======== TASK MATERIAL ========

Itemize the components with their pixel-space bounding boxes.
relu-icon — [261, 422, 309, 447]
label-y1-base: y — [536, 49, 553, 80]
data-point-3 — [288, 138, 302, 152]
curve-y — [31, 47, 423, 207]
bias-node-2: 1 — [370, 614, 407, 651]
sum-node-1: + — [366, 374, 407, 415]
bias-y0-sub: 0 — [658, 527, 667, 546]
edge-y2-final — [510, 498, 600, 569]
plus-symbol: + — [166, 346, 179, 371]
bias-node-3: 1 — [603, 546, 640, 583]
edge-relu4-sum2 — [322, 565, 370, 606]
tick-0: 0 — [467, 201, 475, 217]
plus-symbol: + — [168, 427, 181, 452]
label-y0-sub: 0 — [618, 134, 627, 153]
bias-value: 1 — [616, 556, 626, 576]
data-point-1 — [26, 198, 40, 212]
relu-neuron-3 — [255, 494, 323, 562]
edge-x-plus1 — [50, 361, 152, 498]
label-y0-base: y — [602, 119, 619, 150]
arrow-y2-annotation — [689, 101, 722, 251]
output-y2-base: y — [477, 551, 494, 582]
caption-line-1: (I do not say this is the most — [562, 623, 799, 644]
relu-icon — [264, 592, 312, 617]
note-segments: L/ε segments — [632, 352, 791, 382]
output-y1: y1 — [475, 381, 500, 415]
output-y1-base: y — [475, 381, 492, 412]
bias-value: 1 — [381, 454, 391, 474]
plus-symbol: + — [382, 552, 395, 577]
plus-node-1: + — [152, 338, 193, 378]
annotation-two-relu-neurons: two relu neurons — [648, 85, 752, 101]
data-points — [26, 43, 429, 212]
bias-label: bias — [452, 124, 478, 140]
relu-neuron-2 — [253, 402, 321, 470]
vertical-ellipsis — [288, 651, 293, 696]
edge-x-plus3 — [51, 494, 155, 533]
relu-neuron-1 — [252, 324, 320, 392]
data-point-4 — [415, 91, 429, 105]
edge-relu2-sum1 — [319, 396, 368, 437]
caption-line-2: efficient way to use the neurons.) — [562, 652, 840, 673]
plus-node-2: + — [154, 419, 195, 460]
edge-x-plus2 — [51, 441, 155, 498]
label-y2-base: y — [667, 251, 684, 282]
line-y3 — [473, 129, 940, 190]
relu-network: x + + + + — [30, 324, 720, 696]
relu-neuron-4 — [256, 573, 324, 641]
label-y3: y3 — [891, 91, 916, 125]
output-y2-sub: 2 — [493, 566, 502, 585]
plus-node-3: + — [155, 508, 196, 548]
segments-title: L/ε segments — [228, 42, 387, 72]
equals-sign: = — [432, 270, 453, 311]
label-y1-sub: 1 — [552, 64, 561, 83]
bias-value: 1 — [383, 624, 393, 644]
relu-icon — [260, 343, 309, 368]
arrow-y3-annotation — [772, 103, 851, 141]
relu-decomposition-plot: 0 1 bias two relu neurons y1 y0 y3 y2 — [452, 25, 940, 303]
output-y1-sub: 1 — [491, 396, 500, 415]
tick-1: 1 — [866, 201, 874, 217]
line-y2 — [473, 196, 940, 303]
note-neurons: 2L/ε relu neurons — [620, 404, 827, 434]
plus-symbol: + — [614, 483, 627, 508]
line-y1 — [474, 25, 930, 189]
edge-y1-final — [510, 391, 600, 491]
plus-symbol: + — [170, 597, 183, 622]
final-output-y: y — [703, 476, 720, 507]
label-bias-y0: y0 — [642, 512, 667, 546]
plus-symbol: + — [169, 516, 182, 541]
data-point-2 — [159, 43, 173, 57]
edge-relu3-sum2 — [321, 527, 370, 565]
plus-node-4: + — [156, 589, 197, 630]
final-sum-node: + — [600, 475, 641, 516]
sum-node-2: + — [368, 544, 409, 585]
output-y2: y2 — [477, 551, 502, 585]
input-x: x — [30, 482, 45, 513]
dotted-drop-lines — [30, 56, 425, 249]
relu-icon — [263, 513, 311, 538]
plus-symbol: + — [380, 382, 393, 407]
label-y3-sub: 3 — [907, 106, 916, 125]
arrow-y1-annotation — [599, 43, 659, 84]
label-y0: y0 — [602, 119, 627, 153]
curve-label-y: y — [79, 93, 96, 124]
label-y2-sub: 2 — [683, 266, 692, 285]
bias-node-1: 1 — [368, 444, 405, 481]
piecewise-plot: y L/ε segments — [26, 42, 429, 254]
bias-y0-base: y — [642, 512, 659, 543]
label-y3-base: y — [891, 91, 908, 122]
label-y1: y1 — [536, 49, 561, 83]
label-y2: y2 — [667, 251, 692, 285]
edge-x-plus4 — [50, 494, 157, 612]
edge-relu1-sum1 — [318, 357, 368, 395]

========

**EXERCISE DETAILS:** Echo the data from the start through the line containing "bias-node-3: 1 — [603, 546, 640, 583]", including both of those lines.

**OUTPUT OF THE EXERCISE:**
Itemize the components with their pixel-space bounding boxes.
relu-icon — [261, 422, 309, 447]
label-y1-base: y — [536, 49, 553, 80]
data-point-3 — [288, 138, 302, 152]
curve-y — [31, 47, 423, 207]
bias-node-2: 1 — [370, 614, 407, 651]
sum-node-1: + — [366, 374, 407, 415]
bias-y0-sub: 0 — [658, 527, 667, 546]
edge-y2-final — [510, 498, 600, 569]
plus-symbol: + — [166, 346, 179, 371]
bias-node-3: 1 — [603, 546, 640, 583]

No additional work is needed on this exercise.